● Given task
Write each line out again exactly as written.

● Raw records
★ ★ ★ ★ ★ ★ ★

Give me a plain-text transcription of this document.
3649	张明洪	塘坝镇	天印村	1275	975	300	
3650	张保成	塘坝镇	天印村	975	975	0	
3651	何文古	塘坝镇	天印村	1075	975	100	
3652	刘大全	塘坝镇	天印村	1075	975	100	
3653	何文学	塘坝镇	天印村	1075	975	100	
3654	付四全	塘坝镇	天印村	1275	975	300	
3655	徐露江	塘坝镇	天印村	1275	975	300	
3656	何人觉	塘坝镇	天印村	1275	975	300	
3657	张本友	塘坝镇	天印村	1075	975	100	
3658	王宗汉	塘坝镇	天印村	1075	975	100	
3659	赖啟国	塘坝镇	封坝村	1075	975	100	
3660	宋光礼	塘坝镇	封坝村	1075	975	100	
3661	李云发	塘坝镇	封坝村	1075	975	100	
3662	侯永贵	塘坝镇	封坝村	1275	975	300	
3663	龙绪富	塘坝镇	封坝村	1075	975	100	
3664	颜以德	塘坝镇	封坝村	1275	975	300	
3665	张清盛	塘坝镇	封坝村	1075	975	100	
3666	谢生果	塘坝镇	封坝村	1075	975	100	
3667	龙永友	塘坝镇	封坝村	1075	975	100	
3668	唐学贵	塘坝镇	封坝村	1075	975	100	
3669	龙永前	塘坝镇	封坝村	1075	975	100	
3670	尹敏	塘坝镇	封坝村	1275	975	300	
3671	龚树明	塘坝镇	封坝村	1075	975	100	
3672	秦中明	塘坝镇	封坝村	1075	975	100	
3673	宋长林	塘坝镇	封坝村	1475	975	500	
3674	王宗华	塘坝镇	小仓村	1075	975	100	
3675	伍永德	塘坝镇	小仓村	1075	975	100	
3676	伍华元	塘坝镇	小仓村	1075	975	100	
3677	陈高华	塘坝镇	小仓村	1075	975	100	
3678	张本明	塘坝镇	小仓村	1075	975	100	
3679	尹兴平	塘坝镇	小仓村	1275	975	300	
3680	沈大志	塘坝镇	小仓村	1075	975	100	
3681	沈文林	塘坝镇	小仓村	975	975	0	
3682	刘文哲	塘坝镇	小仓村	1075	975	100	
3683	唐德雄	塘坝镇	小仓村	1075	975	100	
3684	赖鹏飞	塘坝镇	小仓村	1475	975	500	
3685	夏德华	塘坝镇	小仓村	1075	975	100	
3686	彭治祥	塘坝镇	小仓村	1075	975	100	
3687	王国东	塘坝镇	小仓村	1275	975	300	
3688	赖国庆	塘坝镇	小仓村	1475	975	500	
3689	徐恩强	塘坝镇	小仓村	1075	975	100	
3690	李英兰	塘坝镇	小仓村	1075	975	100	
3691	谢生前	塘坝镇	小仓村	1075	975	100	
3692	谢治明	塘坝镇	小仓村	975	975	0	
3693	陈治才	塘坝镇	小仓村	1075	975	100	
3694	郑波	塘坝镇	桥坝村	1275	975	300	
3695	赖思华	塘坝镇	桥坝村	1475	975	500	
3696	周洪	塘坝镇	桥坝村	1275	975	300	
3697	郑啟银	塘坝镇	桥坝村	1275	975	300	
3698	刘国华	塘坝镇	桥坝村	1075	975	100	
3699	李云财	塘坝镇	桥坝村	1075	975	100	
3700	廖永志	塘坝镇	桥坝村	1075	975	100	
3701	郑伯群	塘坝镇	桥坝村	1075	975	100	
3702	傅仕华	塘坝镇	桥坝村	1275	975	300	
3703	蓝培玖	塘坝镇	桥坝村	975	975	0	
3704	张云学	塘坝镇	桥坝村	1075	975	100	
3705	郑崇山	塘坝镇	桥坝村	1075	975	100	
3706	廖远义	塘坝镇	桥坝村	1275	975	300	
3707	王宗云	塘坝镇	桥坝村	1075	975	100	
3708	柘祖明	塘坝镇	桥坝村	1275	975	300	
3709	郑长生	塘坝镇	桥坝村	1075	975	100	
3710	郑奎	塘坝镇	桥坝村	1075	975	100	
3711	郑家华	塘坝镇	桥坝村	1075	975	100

★ ★ ★ ★ ★ ★ ★

● Final result
Give me a plain-text transcription of this document.
3649	张明洪	塘坝镇	天印村	1275	975	300	
3650	张保成	塘坝镇	天印村	975	975	0	
3651	何文古	塘坝镇	天印村	1075	975	100	
3652	刘大全	塘坝镇	天印村	1075	975	100	
3653	何文学	塘坝镇	天印村	1075	975	100	
3654	付四全	塘坝镇	天印村	1275	975	300	
3655	徐露江	塘坝镇	天印村	1275	975	300	
3656	何人觉	塘坝镇	天印村	1275	975	300	
3657	张本友	塘坝镇	天印村	1075	975	100	
3658	王宗汉	塘坝镇	天印村	1075	975	100	
3659	赖啟国	塘坝镇	封坝村	1075	975	100	
3660	宋光礼	塘坝镇	封坝村	1075	975	100	
3661	李云发	塘坝镇	封坝村	1075	975	100	
3662	侯永贵	塘坝镇	封坝村	1275	975	300	
3663	龙绪富	塘坝镇	封坝村	1075	975	100	
3664	颜以德	塘坝镇	封坝村	1275	975	300	
3665	张清盛	塘坝镇	封坝村	1075	975	100	
3666	谢生果	塘坝镇	封坝村	1075	975	100	
3667	龙永友	塘坝镇	封坝村	1075	975	100	
3668	唐学贵	塘坝镇	封坝村	1075	975	100	
3669	龙永前	塘坝镇	封坝村	1075	975	100	
3670	尹敏	塘坝镇	封坝村	1275	975	300	
3671	龚树明	塘坝镇	封坝村	1075	975	100	
3672	秦中明	塘坝镇	封坝村	1075	975	100	
3673	宋长林	塘坝镇	封坝村	1475	975	500	
3674	王宗华	塘坝镇	小仓村	1075	975	100	
3675	伍永德	塘坝镇	小仓村	1075	975	100	
3676	伍华元	塘坝镇	小仓村	1075	975	100	
3677	陈高华	塘坝镇	小仓村	1075	975	100	
3678	张本明	塘坝镇	小仓村	1075	975	100	
3679	尹兴平	塘坝镇	小仓村	1275	975	300	
3680	沈大志	塘坝镇	小仓村	1075	975	100	
3681	沈文林	塘坝镇	小仓村	975	975	0	
3682	刘文哲	塘坝镇	小仓村	1075	975	100	
3683	唐德雄	塘坝镇	小仓村	1075	975	100	
3684	赖鹏飞	塘坝镇	小仓村	1475	975	500	
3685	夏德华	塘坝镇	小仓村	1075	975	100	
3686	彭治祥	塘坝镇	小仓村	1075	975	100	
3687	王国东	塘坝镇	小仓村	1275	975	300	
3688	赖国庆	塘坝镇	小仓村	1475	975	500	
3689	徐恩强	塘坝镇	小仓村	1075	975	100	
3690	李英兰	塘坝镇	小仓村	1075	975	100	
3691	谢生前	塘坝镇	小仓村	1075	975	100	
3692	谢治明	塘坝镇	小仓村	975	975	0	
3693	陈治才	塘坝镇	小仓村	1075	975	100	
3694	郑波	塘坝镇	桥坝村	1275	975	300	
3695	赖思华	塘坝镇	桥坝村	1475	975	500	
3696	周洪	塘坝镇	桥坝村	1275	975	300	
3697	郑啟银	塘坝镇	桥坝村	1275	975	300	
3698	刘国华	塘坝镇	桥坝村	1075	975	100	
3699	李云财	塘坝镇	桥坝村	1075	975	100	
3700	廖永志	塘坝镇	桥坝村	1075	975	100	
3701	郑伯群	塘坝镇	桥坝村	1075	975	100	
3702	傅仕华	塘坝镇	桥坝村	1275	975	300	
3703	蓝培玖	塘坝镇	桥坝村	975	975	0	
3704	张云学	塘坝镇	桥坝村	1075	975	100	
3705	郑崇山	塘坝镇	桥坝村	1075	975	100	
3706	廖远义	塘坝镇	桥坝村	1275	975	300	
3707	王宗云	塘坝镇	桥坝村	1075	975	100	
3708	柘祖明	塘坝镇	桥坝村	1275	975	300	
3709	郑长生	塘坝镇	桥坝村	1075	975	100	
3710	郑奎	塘坝镇	桥坝村	1075	975	100	
3711	郑家华	塘坝镇	桥坝村	1075	975	100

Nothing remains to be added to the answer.